═════ Data rows

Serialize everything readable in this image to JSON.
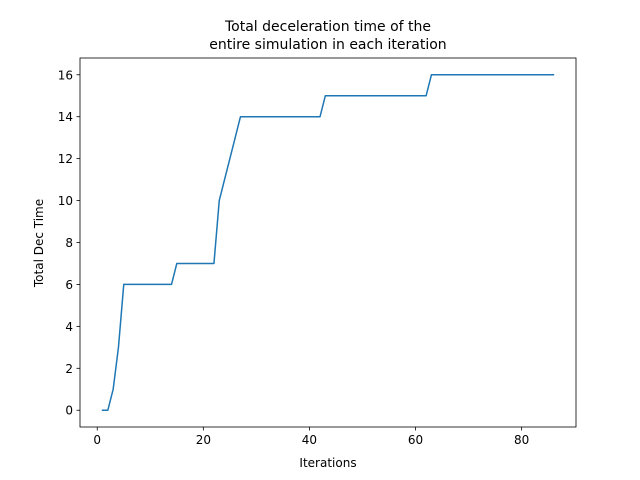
{
  "chart_data": {
    "type": "line",
    "title": [
      "Total deceleration time of the",
      "entire simulation in each iteration"
    ],
    "xlabel": "Iterations",
    "ylabel": "Total Dec Time",
    "xlim": [
      -3.25,
      90.25
    ],
    "ylim": [
      -0.8,
      16.8
    ],
    "xticks": [
      0,
      20,
      40,
      60,
      80
    ],
    "yticks": [
      0,
      2,
      4,
      6,
      8,
      10,
      12,
      14,
      16
    ],
    "grid": false,
    "series": [
      {
        "color": "#1f77b4",
        "x": [
          1,
          2,
          3,
          4,
          5,
          6,
          7,
          8,
          9,
          10,
          11,
          12,
          13,
          14,
          15,
          16,
          17,
          18,
          19,
          20,
          21,
          22,
          23,
          24,
          25,
          26,
          27,
          28,
          29,
          30,
          31,
          32,
          33,
          34,
          35,
          36,
          37,
          38,
          39,
          40,
          41,
          42,
          43,
          44,
          45,
          46,
          47,
          48,
          49,
          50,
          51,
          52,
          53,
          54,
          55,
          56,
          57,
          58,
          59,
          60,
          61,
          62,
          63,
          64,
          65,
          66,
          67,
          68,
          69,
          70,
          71,
          72,
          73,
          74,
          75,
          76,
          77,
          78,
          79,
          80,
          81,
          82,
          83,
          84,
          85,
          86
        ],
        "y": [
          0,
          0,
          1,
          3,
          6,
          6,
          6,
          6,
          6,
          6,
          6,
          6,
          6,
          6,
          7,
          7,
          7,
          7,
          7,
          7,
          7,
          7,
          10,
          11,
          12,
          13,
          14,
          14,
          14,
          14,
          14,
          14,
          14,
          14,
          14,
          14,
          14,
          14,
          14,
          14,
          14,
          14,
          15,
          15,
          15,
          15,
          15,
          15,
          15,
          15,
          15,
          15,
          15,
          15,
          15,
          15,
          15,
          15,
          15,
          15,
          15,
          15,
          16,
          16,
          16,
          16,
          16,
          16,
          16,
          16,
          16,
          16,
          16,
          16,
          16,
          16,
          16,
          16,
          16,
          16,
          16,
          16,
          16,
          16,
          16,
          16
        ]
      }
    ]
  }
}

══════════

- _Task to carry out_
Copy out each line in the listing that has the word "Total".

- _Result of this task_
      "Total deceleration time of the",
    "ylabel": "Total Dec Time",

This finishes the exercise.